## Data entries
-.-.-

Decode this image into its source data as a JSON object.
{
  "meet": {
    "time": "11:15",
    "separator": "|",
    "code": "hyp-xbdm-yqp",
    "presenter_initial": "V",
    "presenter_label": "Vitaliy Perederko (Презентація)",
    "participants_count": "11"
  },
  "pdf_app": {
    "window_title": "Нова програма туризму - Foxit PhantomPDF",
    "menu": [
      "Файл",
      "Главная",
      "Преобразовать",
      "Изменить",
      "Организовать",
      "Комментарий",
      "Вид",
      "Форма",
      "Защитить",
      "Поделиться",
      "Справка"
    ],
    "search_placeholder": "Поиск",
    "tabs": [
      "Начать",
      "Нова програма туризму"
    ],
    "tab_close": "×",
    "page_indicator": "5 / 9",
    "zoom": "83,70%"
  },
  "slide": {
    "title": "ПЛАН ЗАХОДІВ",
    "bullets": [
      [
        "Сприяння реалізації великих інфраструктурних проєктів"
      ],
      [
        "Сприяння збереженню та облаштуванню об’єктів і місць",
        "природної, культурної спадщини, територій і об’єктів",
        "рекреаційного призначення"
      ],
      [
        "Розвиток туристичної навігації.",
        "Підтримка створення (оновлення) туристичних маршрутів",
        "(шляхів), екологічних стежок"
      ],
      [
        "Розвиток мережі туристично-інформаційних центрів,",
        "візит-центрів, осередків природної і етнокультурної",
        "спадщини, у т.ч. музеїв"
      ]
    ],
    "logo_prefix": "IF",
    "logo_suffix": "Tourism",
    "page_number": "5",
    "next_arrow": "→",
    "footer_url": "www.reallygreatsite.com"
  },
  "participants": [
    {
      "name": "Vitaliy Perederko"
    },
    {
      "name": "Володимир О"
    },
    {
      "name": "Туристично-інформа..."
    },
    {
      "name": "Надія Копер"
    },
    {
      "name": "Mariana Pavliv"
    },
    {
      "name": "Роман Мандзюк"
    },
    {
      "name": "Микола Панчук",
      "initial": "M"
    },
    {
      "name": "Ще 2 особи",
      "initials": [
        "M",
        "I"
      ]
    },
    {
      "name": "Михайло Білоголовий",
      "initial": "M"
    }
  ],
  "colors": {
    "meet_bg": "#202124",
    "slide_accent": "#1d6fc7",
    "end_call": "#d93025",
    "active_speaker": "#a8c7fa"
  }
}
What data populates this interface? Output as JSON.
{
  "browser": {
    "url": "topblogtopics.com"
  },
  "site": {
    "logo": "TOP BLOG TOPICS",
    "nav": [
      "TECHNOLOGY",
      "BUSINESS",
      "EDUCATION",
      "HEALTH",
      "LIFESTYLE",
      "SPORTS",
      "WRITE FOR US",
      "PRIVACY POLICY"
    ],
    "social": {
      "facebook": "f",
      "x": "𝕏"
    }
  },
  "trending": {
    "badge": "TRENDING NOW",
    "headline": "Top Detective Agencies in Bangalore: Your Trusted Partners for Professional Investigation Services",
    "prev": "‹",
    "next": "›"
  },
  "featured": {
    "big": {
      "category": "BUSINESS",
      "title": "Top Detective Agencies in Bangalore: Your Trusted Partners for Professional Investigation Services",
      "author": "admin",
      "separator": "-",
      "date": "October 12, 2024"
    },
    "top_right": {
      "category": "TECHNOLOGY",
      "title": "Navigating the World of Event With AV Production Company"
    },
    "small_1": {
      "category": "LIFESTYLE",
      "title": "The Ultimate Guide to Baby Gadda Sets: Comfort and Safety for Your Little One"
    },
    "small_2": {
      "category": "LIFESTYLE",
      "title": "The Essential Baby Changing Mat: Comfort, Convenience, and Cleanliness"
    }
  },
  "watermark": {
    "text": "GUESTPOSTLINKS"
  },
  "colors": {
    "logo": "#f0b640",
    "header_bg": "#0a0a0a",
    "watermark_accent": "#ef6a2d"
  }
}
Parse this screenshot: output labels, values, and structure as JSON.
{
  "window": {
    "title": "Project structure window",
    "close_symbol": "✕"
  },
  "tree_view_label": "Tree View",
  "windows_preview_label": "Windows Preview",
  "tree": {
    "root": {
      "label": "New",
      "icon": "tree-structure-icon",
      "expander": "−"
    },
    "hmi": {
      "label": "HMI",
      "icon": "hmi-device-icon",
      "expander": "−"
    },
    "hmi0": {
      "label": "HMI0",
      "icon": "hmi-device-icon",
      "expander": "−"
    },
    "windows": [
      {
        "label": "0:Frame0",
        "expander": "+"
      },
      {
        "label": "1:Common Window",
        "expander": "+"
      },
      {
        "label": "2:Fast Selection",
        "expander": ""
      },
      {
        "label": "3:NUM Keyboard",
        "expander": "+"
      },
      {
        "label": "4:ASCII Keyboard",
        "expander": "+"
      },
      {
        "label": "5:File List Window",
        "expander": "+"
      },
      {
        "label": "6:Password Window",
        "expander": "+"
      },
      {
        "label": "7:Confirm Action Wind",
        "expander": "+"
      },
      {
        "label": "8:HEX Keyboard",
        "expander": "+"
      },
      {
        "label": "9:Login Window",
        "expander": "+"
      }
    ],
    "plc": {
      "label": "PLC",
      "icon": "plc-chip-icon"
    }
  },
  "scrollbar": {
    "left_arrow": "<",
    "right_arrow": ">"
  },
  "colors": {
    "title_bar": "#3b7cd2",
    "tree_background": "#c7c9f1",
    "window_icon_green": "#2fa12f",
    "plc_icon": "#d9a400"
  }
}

-.-.-

Type out the entries again, word for word.

Decode this image into its source data as a JSON object.
{
  "meet": {
    "time": "11:15",
    "separator": "|",
    "code": "hyp-xbdm-yqp",
    "presenter_initial": "V",
    "presenter_label": "Vitaliy Perederko (Презентація)",
    "participants_count": "11"
  },
  "pdf_app": {
    "window_title": "Нова програма туризму - Foxit PhantomPDF",
    "menu": [
      "Файл",
      "Главная",
      "Преобразовать",
      "Изменить",
      "Организовать",
      "Комментарий",
      "Вид",
      "Форма",
      "Защитить",
      "Поделиться",
      "Справка"
    ],
    "search_placeholder": "Поиск",
    "tabs": [
      "Начать",
      "Нова програма туризму"
    ],
    "tab_close": "×",
    "page_indicator": "5 / 9",
    "zoom": "83,70%"
  },
  "slide": {
    "title": "ПЛАН ЗАХОДІВ",
    "bullets": [
      [
        "Сприяння реалізації великих інфраструктурних проєктів"
      ],
      [
        "Сприяння збереженню та облаштуванню об’єктів і місць",
        "природної, культурної спадщини, територій і об’єктів",
        "рекреаційного призначення"
      ],
      [
        "Розвиток туристичної навігації.",
        "Підтримка створення (оновлення) туристичних маршрутів",
        "(шляхів), екологічних стежок"
      ],
      [
        "Розвиток мережі туристично-інформаційних центрів,",
        "візит-центрів, осередків природної і етнокультурної",
        "спадщини, у т.ч. музеїв"
      ]
    ],
    "logo_prefix": "IF",
    "logo_suffix": "Tourism",
    "page_number": "5",
    "next_arrow": "→",
    "footer_url": "www.reallygreatsite.com"
  },
  "participants": [
    {
      "name": "Vitaliy Perederko"
    },
    {
      "name": "Володимир О"
    },
    {
      "name": "Туристично-інформа..."
    },
    {
      "name": "Надія Копер"
    },
    {
      "name": "Mariana Pavliv"
    },
    {
      "name": "Роман Мандзюк"
    },
    {
      "name": "Микола Панчук",
      "initial": "M"
    },
    {
      "name": "Ще 2 особи",
      "initials": [
        "M",
        "I"
      ]
    },
    {
      "name": "Михайло Білоголовий",
      "initial": "M"
    }
  ],
  "colors": {
    "meet_bg": "#202124",
    "slide_accent": "#1d6fc7",
    "end_call": "#d93025",
    "active_speaker": "#a8c7fa"
  }
}
What data populates this interface? Output as JSON.
{
  "browser": {
    "url": "topblogtopics.com"
  },
  "site": {
    "logo": "TOP BLOG TOPICS",
    "nav": [
      "TECHNOLOGY",
      "BUSINESS",
      "EDUCATION",
      "HEALTH",
      "LIFESTYLE",
      "SPORTS",
      "WRITE FOR US",
      "PRIVACY POLICY"
    ],
    "social": {
      "facebook": "f",
      "x": "𝕏"
    }
  },
  "trending": {
    "badge": "TRENDING NOW",
    "headline": "Top Detective Agencies in Bangalore: Your Trusted Partners for Professional Investigation Services",
    "prev": "‹",
    "next": "›"
  },
  "featured": {
    "big": {
      "category": "BUSINESS",
      "title": "Top Detective Agencies in Bangalore: Your Trusted Partners for Professional Investigation Services",
      "author": "admin",
      "separator": "-",
      "date": "October 12, 2024"
    },
    "top_right": {
      "category": "TECHNOLOGY",
      "title": "Navigating the World of Event With AV Production Company"
    },
    "small_1": {
      "category": "LIFESTYLE",
      "title": "The Ultimate Guide to Baby Gadda Sets: Comfort and Safety for Your Little One"
    },
    "small_2": {
      "category": "LIFESTYLE",
      "title": "The Essential Baby Changing Mat: Comfort, Convenience, and Cleanliness"
    }
  },
  "watermark": {
    "text": "GUESTPOSTLINKS"
  },
  "colors": {
    "logo": "#f0b640",
    "header_bg": "#0a0a0a",
    "watermark_accent": "#ef6a2d"
  }
}
Parse this screenshot: output labels, values, and structure as JSON.
{
  "window": {
    "title": "Project structure window",
    "close_symbol": "✕"
  },
  "tree_view_label": "Tree View",
  "windows_preview_label": "Windows Preview",
  "tree": {
    "root": {
      "label": "New",
      "icon": "tree-structure-icon",
      "expander": "−"
    },
    "hmi": {
      "label": "HMI",
      "icon": "hmi-device-icon",
      "expander": "−"
    },
    "hmi0": {
      "label": "HMI0",
      "icon": "hmi-device-icon",
      "expander": "−"
    },
    "windows": [
      {
        "label": "0:Frame0",
        "expander": "+"
      },
      {
        "label": "1:Common Window",
        "expander": "+"
      },
      {
        "label": "2:Fast Selection",
        "expander": ""
      },
      {
        "label": "3:NUM Keyboard",
        "expander": "+"
      },
      {
        "label": "4:ASCII Keyboard",
        "expander": "+"
      },
      {
        "label": "5:File List Window",
        "expander": "+"
      },
      {
        "label": "6:Password Window",
        "expander": "+"
      },
      {
        "label": "7:Confirm Action Wind",
        "expander": "+"
      },
      {
        "label": "8:HEX Keyboard",
        "expander": "+"
      },
      {
        "label": "9:Login Window",
        "expander": "+"
      }
    ],
    "plc": {
      "label": "PLC",
      "icon": "plc-chip-icon"
    }
  },
  "scrollbar": {
    "left_arrow": "<",
    "right_arrow": ">"
  },
  "colors": {
    "title_bar": "#3b7cd2",
    "tree_background": "#c7c9f1",
    "window_icon_green": "#2fa12f",
    "plc_icon": "#d9a400"
  }
}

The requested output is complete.